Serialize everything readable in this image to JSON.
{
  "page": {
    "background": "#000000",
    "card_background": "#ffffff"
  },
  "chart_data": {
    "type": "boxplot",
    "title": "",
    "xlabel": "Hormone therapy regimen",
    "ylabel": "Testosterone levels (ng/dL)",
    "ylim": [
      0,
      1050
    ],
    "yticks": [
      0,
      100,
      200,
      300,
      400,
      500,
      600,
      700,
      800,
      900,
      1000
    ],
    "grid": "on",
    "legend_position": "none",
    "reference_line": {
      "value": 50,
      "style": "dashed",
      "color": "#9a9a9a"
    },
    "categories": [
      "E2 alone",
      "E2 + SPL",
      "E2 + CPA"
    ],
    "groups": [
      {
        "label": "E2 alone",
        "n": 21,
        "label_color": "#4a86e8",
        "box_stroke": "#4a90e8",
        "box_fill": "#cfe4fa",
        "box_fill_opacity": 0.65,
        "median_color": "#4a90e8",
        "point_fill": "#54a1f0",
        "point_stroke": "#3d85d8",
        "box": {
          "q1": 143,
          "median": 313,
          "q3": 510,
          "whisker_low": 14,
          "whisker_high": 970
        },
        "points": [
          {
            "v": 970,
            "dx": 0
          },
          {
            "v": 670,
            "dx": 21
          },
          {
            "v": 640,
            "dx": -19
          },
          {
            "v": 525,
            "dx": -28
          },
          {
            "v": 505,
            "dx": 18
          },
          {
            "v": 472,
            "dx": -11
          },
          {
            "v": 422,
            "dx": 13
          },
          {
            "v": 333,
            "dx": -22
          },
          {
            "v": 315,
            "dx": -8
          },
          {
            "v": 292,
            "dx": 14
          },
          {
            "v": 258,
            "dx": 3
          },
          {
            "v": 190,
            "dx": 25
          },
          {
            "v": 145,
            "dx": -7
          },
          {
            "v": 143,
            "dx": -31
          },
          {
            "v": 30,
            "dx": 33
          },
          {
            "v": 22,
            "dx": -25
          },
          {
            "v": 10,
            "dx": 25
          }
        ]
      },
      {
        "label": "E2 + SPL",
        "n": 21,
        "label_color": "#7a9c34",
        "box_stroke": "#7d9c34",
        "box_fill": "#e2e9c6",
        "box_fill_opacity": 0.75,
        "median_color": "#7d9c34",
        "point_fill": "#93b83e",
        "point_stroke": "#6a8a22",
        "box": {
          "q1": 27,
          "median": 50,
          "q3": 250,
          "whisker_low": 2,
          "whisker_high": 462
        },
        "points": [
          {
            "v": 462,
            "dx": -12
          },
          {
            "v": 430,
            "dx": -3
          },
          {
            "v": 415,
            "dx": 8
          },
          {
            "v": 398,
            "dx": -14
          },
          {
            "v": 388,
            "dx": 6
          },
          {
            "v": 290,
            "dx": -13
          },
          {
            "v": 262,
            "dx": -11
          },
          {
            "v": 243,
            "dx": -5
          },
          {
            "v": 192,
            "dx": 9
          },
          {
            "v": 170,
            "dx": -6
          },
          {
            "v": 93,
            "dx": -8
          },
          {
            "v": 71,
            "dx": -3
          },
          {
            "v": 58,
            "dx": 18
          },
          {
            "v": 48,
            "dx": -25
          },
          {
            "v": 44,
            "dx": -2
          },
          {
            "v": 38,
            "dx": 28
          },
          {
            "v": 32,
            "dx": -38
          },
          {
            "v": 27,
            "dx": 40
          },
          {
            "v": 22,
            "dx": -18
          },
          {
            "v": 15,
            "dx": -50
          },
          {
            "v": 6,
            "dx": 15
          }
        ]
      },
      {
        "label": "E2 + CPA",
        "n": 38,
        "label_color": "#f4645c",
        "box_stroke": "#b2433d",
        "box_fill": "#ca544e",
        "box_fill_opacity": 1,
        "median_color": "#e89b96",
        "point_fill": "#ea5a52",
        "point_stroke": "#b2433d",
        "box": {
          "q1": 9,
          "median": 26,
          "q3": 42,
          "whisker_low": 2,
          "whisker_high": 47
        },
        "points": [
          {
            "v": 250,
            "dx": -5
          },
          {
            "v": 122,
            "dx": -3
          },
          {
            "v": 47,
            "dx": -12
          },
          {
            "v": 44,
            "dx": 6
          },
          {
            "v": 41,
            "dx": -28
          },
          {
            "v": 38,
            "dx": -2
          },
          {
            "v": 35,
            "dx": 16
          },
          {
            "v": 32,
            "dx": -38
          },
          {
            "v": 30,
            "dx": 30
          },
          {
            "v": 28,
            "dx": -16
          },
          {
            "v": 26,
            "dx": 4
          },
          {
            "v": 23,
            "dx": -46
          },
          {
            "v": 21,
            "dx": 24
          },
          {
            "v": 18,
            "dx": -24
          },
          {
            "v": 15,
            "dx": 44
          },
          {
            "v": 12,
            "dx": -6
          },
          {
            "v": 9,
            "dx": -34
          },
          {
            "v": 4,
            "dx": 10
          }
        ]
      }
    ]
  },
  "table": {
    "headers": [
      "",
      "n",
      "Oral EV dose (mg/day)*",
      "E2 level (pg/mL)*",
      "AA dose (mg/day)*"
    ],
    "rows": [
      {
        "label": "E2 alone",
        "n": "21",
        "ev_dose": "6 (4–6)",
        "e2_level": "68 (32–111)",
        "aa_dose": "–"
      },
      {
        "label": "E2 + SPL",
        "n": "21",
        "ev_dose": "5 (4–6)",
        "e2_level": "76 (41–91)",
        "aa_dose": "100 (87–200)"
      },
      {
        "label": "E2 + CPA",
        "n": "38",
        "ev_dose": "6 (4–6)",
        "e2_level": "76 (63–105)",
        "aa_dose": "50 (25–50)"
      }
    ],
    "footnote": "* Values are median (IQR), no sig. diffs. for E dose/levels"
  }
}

• _PROBLEM TO WORK ON_
Copy down the whole of the data above, matching it exactly.

• _COMPLETE ANSWER_
Serialize everything readable in this image to JSON.
{
  "page": {
    "background": "#000000",
    "card_background": "#ffffff"
  },
  "chart_data": {
    "type": "boxplot",
    "title": "",
    "xlabel": "Hormone therapy regimen",
    "ylabel": "Testosterone levels (ng/dL)",
    "ylim": [
      0,
      1050
    ],
    "yticks": [
      0,
      100,
      200,
      300,
      400,
      500,
      600,
      700,
      800,
      900,
      1000
    ],
    "grid": "on",
    "legend_position": "none",
    "reference_line": {
      "value": 50,
      "style": "dashed",
      "color": "#9a9a9a"
    },
    "categories": [
      "E2 alone",
      "E2 + SPL",
      "E2 + CPA"
    ],
    "groups": [
      {
        "label": "E2 alone",
        "n": 21,
        "label_color": "#4a86e8",
        "box_stroke": "#4a90e8",
        "box_fill": "#cfe4fa",
        "box_fill_opacity": 0.65,
        "median_color": "#4a90e8",
        "point_fill": "#54a1f0",
        "point_stroke": "#3d85d8",
        "box": {
          "q1": 143,
          "median": 313,
          "q3": 510,
          "whisker_low": 14,
          "whisker_high": 970
        },
        "points": [
          {
            "v": 970,
            "dx": 0
          },
          {
            "v": 670,
            "dx": 21
          },
          {
            "v": 640,
            "dx": -19
          },
          {
            "v": 525,
            "dx": -28
          },
          {
            "v": 505,
            "dx": 18
          },
          {
            "v": 472,
            "dx": -11
          },
          {
            "v": 422,
            "dx": 13
          },
          {
            "v": 333,
            "dx": -22
          },
          {
            "v": 315,
            "dx": -8
          },
          {
            "v": 292,
            "dx": 14
          },
          {
            "v": 258,
            "dx": 3
          },
          {
            "v": 190,
            "dx": 25
          },
          {
            "v": 145,
            "dx": -7
          },
          {
            "v": 143,
            "dx": -31
          },
          {
            "v": 30,
            "dx": 33
          },
          {
            "v": 22,
            "dx": -25
          },
          {
            "v": 10,
            "dx": 25
          }
        ]
      },
      {
        "label": "E2 + SPL",
        "n": 21,
        "label_color": "#7a9c34",
        "box_stroke": "#7d9c34",
        "box_fill": "#e2e9c6",
        "box_fill_opacity": 0.75,
        "median_color": "#7d9c34",
        "point_fill": "#93b83e",
        "point_stroke": "#6a8a22",
        "box": {
          "q1": 27,
          "median": 50,
          "q3": 250,
          "whisker_low": 2,
          "whisker_high": 462
        },
        "points": [
          {
            "v": 462,
            "dx": -12
          },
          {
            "v": 430,
            "dx": -3
          },
          {
            "v": 415,
            "dx": 8
          },
          {
            "v": 398,
            "dx": -14
          },
          {
            "v": 388,
            "dx": 6
          },
          {
            "v": 290,
            "dx": -13
          },
          {
            "v": 262,
            "dx": -11
          },
          {
            "v": 243,
            "dx": -5
          },
          {
            "v": 192,
            "dx": 9
          },
          {
            "v": 170,
            "dx": -6
          },
          {
            "v": 93,
            "dx": -8
          },
          {
            "v": 71,
            "dx": -3
          },
          {
            "v": 58,
            "dx": 18
          },
          {
            "v": 48,
            "dx": -25
          },
          {
            "v": 44,
            "dx": -2
          },
          {
            "v": 38,
            "dx": 28
          },
          {
            "v": 32,
            "dx": -38
          },
          {
            "v": 27,
            "dx": 40
          },
          {
            "v": 22,
            "dx": -18
          },
          {
            "v": 15,
            "dx": -50
          },
          {
            "v": 6,
            "dx": 15
          }
        ]
      },
      {
        "label": "E2 + CPA",
        "n": 38,
        "label_color": "#f4645c",
        "box_stroke": "#b2433d",
        "box_fill": "#ca544e",
        "box_fill_opacity": 1,
        "median_color": "#e89b96",
        "point_fill": "#ea5a52",
        "point_stroke": "#b2433d",
        "box": {
          "q1": 9,
          "median": 26,
          "q3": 42,
          "whisker_low": 2,
          "whisker_high": 47
        },
        "points": [
          {
            "v": 250,
            "dx": -5
          },
          {
            "v": 122,
            "dx": -3
          },
          {
            "v": 47,
            "dx": -12
          },
          {
            "v": 44,
            "dx": 6
          },
          {
            "v": 41,
            "dx": -28
          },
          {
            "v": 38,
            "dx": -2
          },
          {
            "v": 35,
            "dx": 16
          },
          {
            "v": 32,
            "dx": -38
          },
          {
            "v": 30,
            "dx": 30
          },
          {
            "v": 28,
            "dx": -16
          },
          {
            "v": 26,
            "dx": 4
          },
          {
            "v": 23,
            "dx": -46
          },
          {
            "v": 21,
            "dx": 24
          },
          {
            "v": 18,
            "dx": -24
          },
          {
            "v": 15,
            "dx": 44
          },
          {
            "v": 12,
            "dx": -6
          },
          {
            "v": 9,
            "dx": -34
          },
          {
            "v": 4,
            "dx": 10
          }
        ]
      }
    ]
  },
  "table": {
    "headers": [
      "",
      "n",
      "Oral EV dose (mg/day)*",
      "E2 level (pg/mL)*",
      "AA dose (mg/day)*"
    ],
    "rows": [
      {
        "label": "E2 alone",
        "n": "21",
        "ev_dose": "6 (4–6)",
        "e2_level": "68 (32–111)",
        "aa_dose": "–"
      },
      {
        "label": "E2 + SPL",
        "n": "21",
        "ev_dose": "5 (4–6)",
        "e2_level": "76 (41–91)",
        "aa_dose": "100 (87–200)"
      },
      {
        "label": "E2 + CPA",
        "n": "38",
        "ev_dose": "6 (4–6)",
        "e2_level": "76 (63–105)",
        "aa_dose": "50 (25–50)"
      }
    ],
    "footnote": "* Values are median (IQR), no sig. diffs. for E dose/levels"
  }
}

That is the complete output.